--- INSTRUCTION ---
List, from the lines below, each one with "JSON" in it.

## Start MATERIAL PROVIDED

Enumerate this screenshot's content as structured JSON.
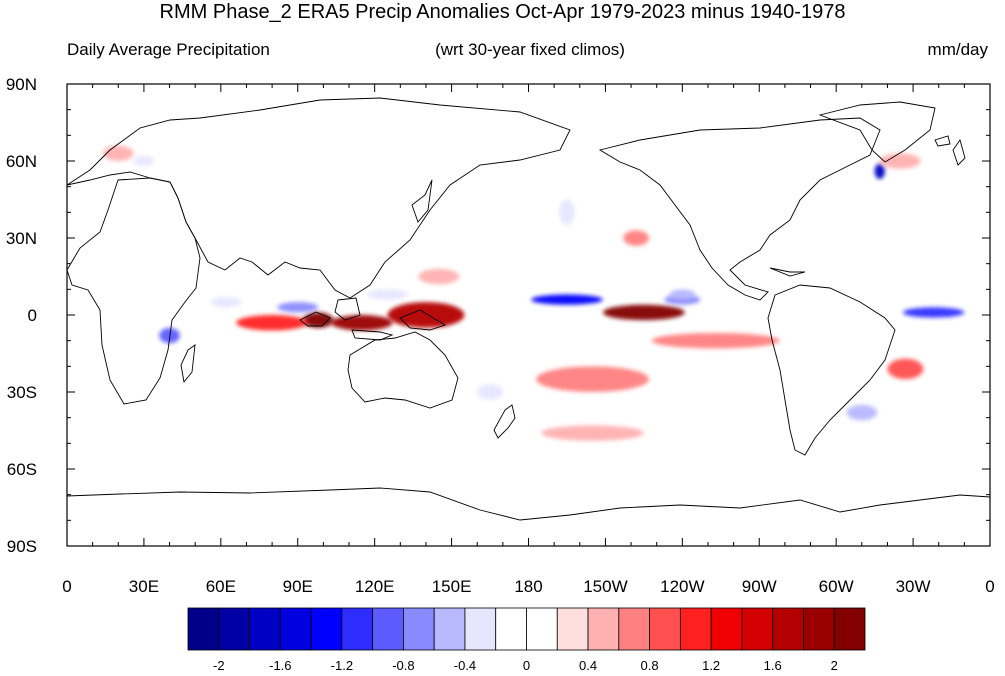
{
  "title": "RMM Phase_2 ERA5 Precip Anomalies Oct-Apr 1979-2023 minus 1940-1978",
  "subtitle_left": "Daily Average Precipitation",
  "subtitle_center": "(wrt 30-year fixed climos)",
  "subtitle_right": "mm/day",
  "lat_labels": [
    "90N",
    "60N",
    "30N",
    "0",
    "30S",
    "60S",
    "90S"
  ],
  "lon_labels": [
    "0",
    "30E",
    "60E",
    "90E",
    "120E",
    "150E",
    "180",
    "150W",
    "120W",
    "90W",
    "60W",
    "30W",
    "0"
  ],
  "colorbar": {
    "colors": [
      "#00008b",
      "#0000a6",
      "#0000c4",
      "#0000e0",
      "#0000ff",
      "#2d2dff",
      "#5b5bff",
      "#8a8aff",
      "#b8b8ff",
      "#e6e6ff",
      "#ffffff",
      "#ffffff",
      "#ffdede",
      "#ffb0b0",
      "#ff8080",
      "#ff5050",
      "#ff2020",
      "#f00000",
      "#d20000",
      "#b50000",
      "#9a0000",
      "#830000"
    ],
    "tick_labels": [
      "-2",
      "-1.6",
      "-1.2",
      "-0.8",
      "-0.4",
      "0",
      "0.4",
      "0.8",
      "1.2",
      "1.6",
      "2"
    ]
  },
  "anomaly_blobs": [
    {
      "lon": 115,
      "lat": -3,
      "rx": 12,
      "ry": 3,
      "value": 1.8
    },
    {
      "lon": 98,
      "lat": -2,
      "rx": 6,
      "ry": 3,
      "value": 2.0
    },
    {
      "lon": 80,
      "lat": -3,
      "rx": 14,
      "ry": 3,
      "value": 1.0
    },
    {
      "lon": 140,
      "lat": 0,
      "rx": 15,
      "ry": 5,
      "value": 1.6
    },
    {
      "lon": 225,
      "lat": 1,
      "rx": 16,
      "ry": 3,
      "value": 2.0
    },
    {
      "lon": 195,
      "lat": 6,
      "rx": 14,
      "ry": 2,
      "value": -1.4
    },
    {
      "lon": 240,
      "lat": 6,
      "rx": 7,
      "ry": 2,
      "value": -0.8
    },
    {
      "lon": 338,
      "lat": 1,
      "rx": 12,
      "ry": 2,
      "value": -1.2
    },
    {
      "lon": 317,
      "lat": 56,
      "rx": 2,
      "ry": 3,
      "value": -1.8
    },
    {
      "lon": 90,
      "lat": 3,
      "rx": 8,
      "ry": 2,
      "value": -0.8
    },
    {
      "lon": 40,
      "lat": -8,
      "rx": 4,
      "ry": 3,
      "value": -1.0
    },
    {
      "lon": 205,
      "lat": -25,
      "rx": 22,
      "ry": 5,
      "value": 0.6
    },
    {
      "lon": 327,
      "lat": -21,
      "rx": 7,
      "ry": 4,
      "value": 0.7
    },
    {
      "lon": 310,
      "lat": -38,
      "rx": 6,
      "ry": 3,
      "value": -0.7
    },
    {
      "lon": 165,
      "lat": -30,
      "rx": 5,
      "ry": 3,
      "value": -0.5
    },
    {
      "lon": 240,
      "lat": 8,
      "rx": 5,
      "ry": 2,
      "value": -0.7
    },
    {
      "lon": 253,
      "lat": -10,
      "rx": 25,
      "ry": 3,
      "value": 0.5
    },
    {
      "lon": 145,
      "lat": 15,
      "rx": 8,
      "ry": 3,
      "value": 0.4
    },
    {
      "lon": 195,
      "lat": 40,
      "rx": 3,
      "ry": 5,
      "value": -0.5
    },
    {
      "lon": 222,
      "lat": 30,
      "rx": 5,
      "ry": 3,
      "value": 0.6
    },
    {
      "lon": 62,
      "lat": 5,
      "rx": 6,
      "ry": 2,
      "value": -0.5
    },
    {
      "lon": 125,
      "lat": 8,
      "rx": 8,
      "ry": 2,
      "value": -0.5
    },
    {
      "lon": 205,
      "lat": -46,
      "rx": 20,
      "ry": 3,
      "value": 0.4
    },
    {
      "lon": 325,
      "lat": 60,
      "rx": 8,
      "ry": 3,
      "value": 0.4
    },
    {
      "lon": 20,
      "lat": 63,
      "rx": 6,
      "ry": 3,
      "value": 0.4
    },
    {
      "lon": 30,
      "lat": 60,
      "rx": 4,
      "ry": 2,
      "value": -0.4
    }
  ]
}
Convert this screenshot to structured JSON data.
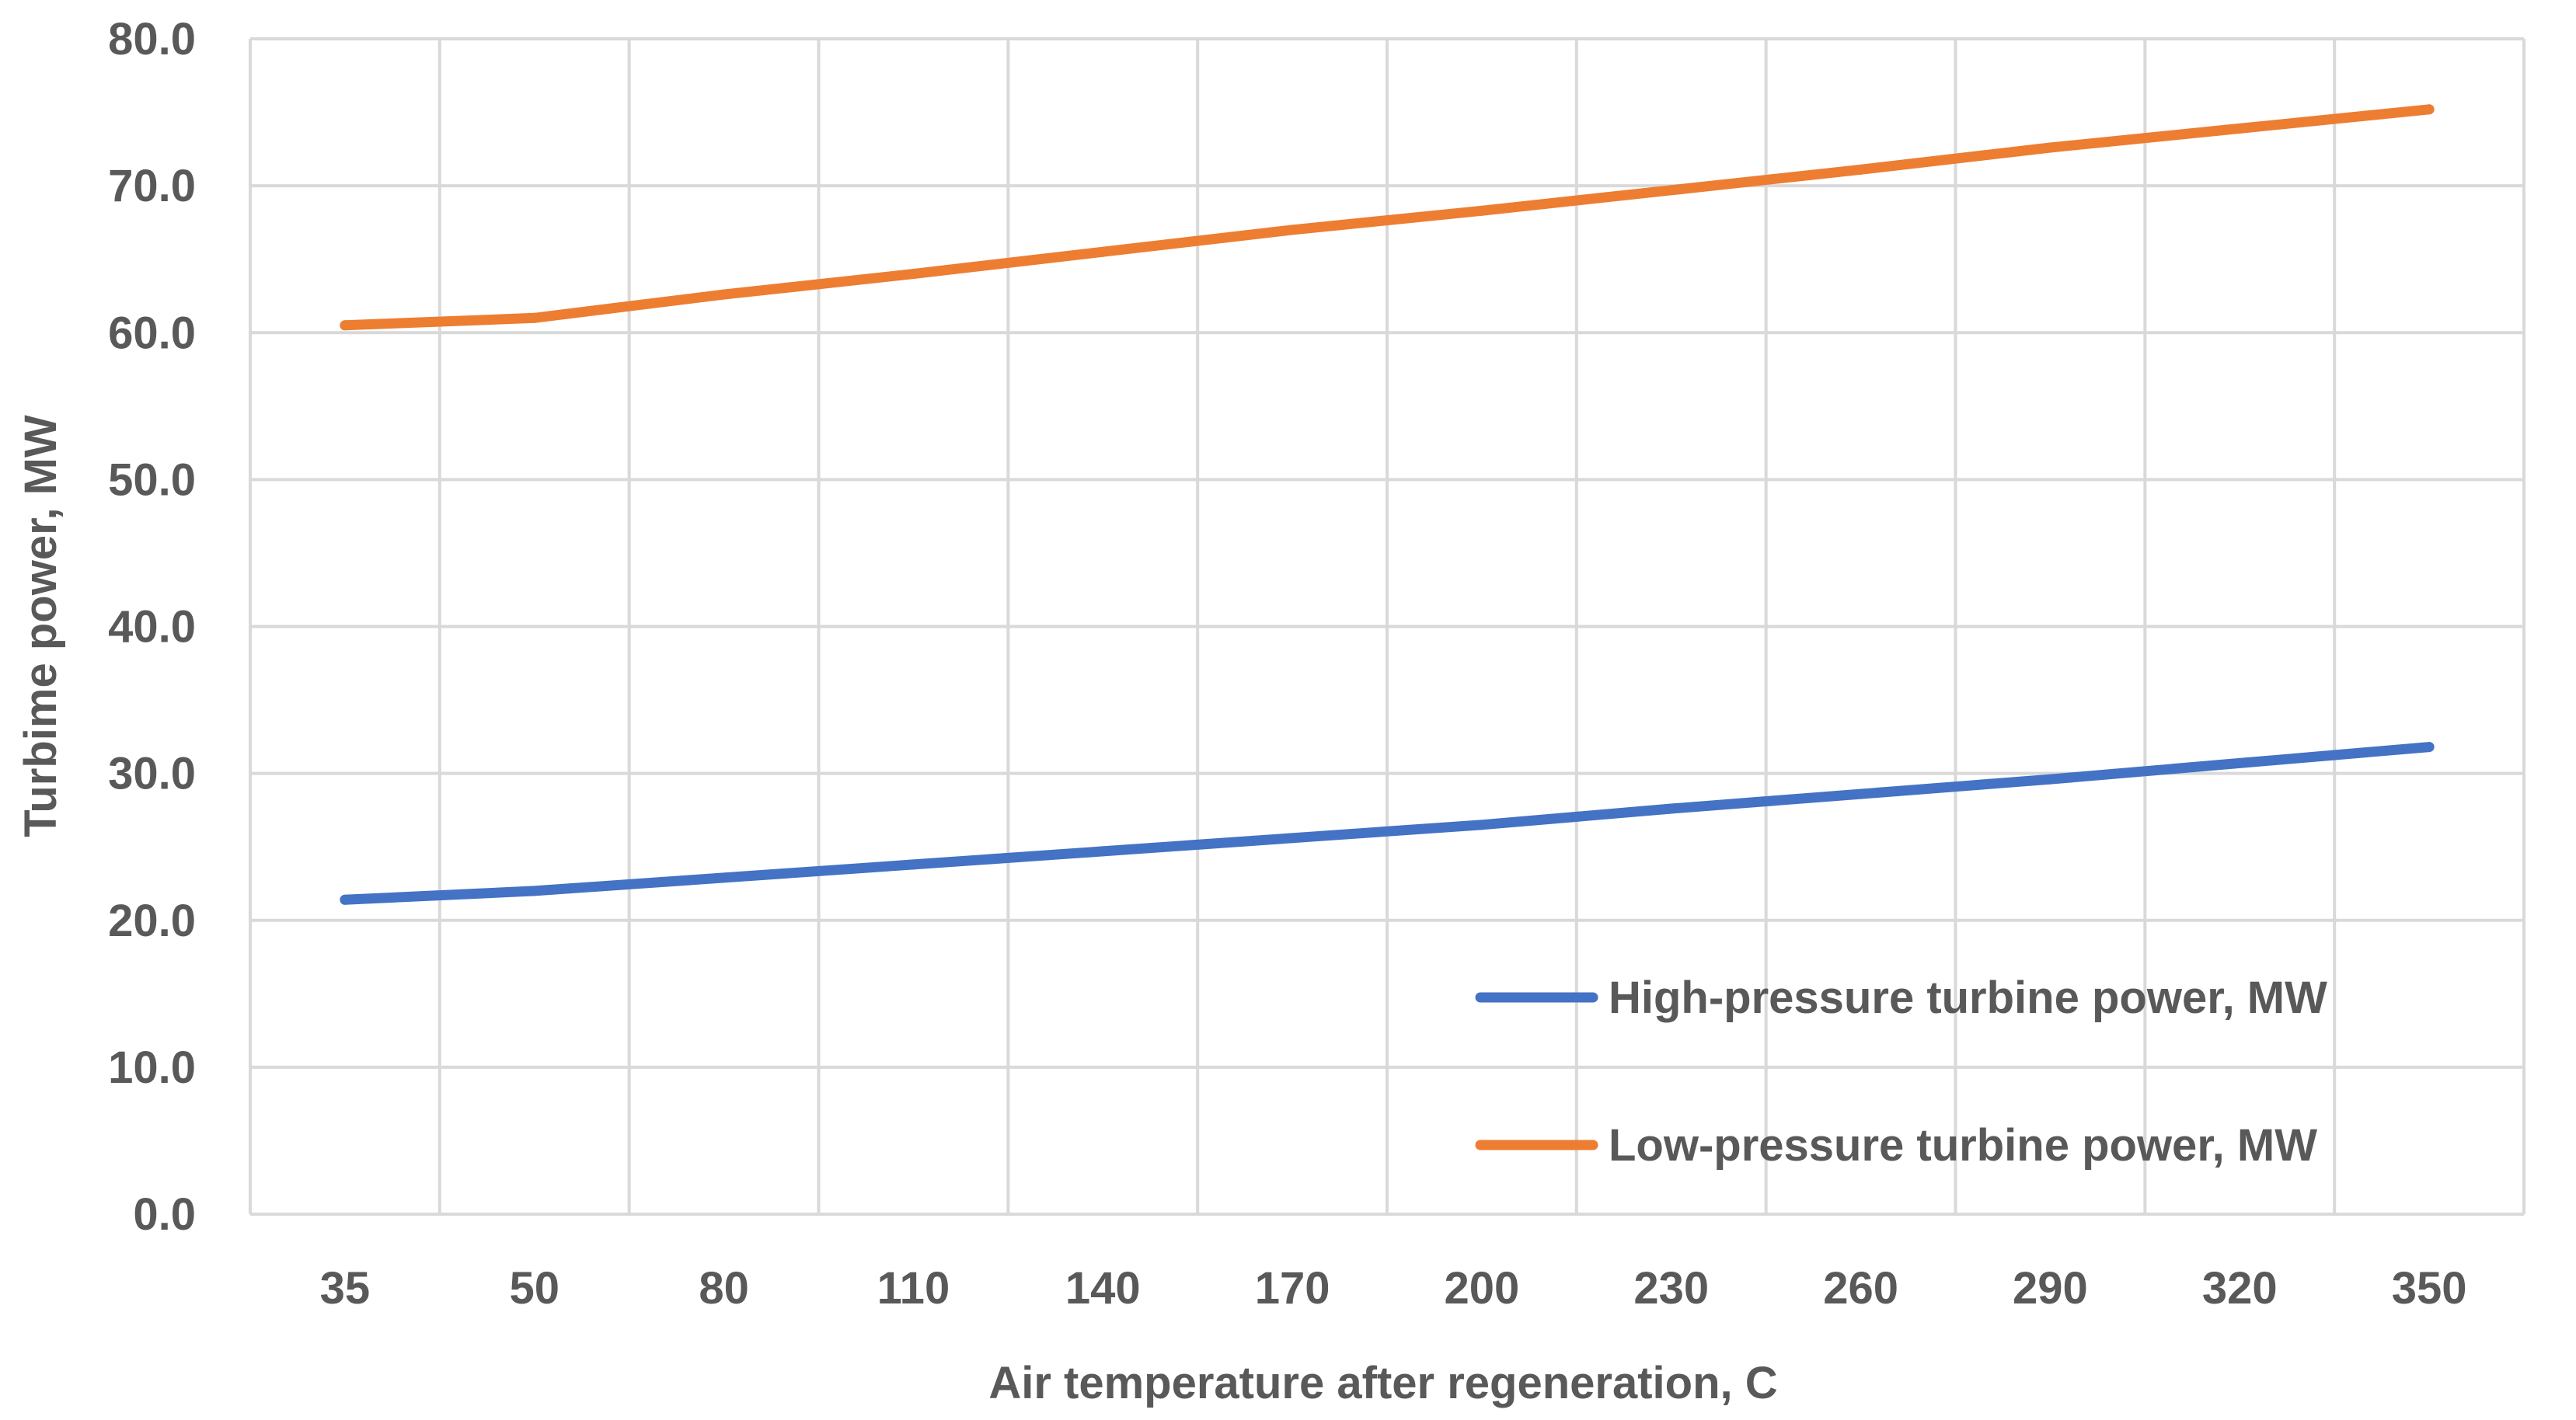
{
  "chart_data": {
    "type": "line",
    "title": "",
    "xlabel": "Air temperature after regeneration, C",
    "ylabel": "Turbime power, MW",
    "categories": [
      "35",
      "50",
      "80",
      "110",
      "140",
      "170",
      "200",
      "230",
      "260",
      "290",
      "320",
      "350"
    ],
    "ylim": [
      0,
      80
    ],
    "yticks": [
      "0.0",
      "10.0",
      "20.0",
      "30.0",
      "40.0",
      "50.0",
      "60.0",
      "70.0",
      "80.0"
    ],
    "grid": true,
    "legend_position": "bottom-right",
    "series": [
      {
        "name": "High-pressure turbine power, MW",
        "color": "#4472C4",
        "values": [
          21.4,
          22.0,
          22.9,
          23.8,
          24.7,
          25.6,
          26.5,
          27.6,
          28.6,
          29.6,
          30.7,
          31.8
        ]
      },
      {
        "name": "Low-pressure turbine power, MW",
        "color": "#ED7D31",
        "values": [
          60.5,
          61.0,
          62.6,
          64.0,
          65.5,
          67.0,
          68.3,
          69.7,
          71.1,
          72.6,
          73.9,
          75.2
        ]
      }
    ]
  }
}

## End MATERIAL PROVIDED

--- ANSWER TO THE EXERCISE ---
Enumerate this screenshot's content as structured JSON.
Convert this screenshot to structured JSON data.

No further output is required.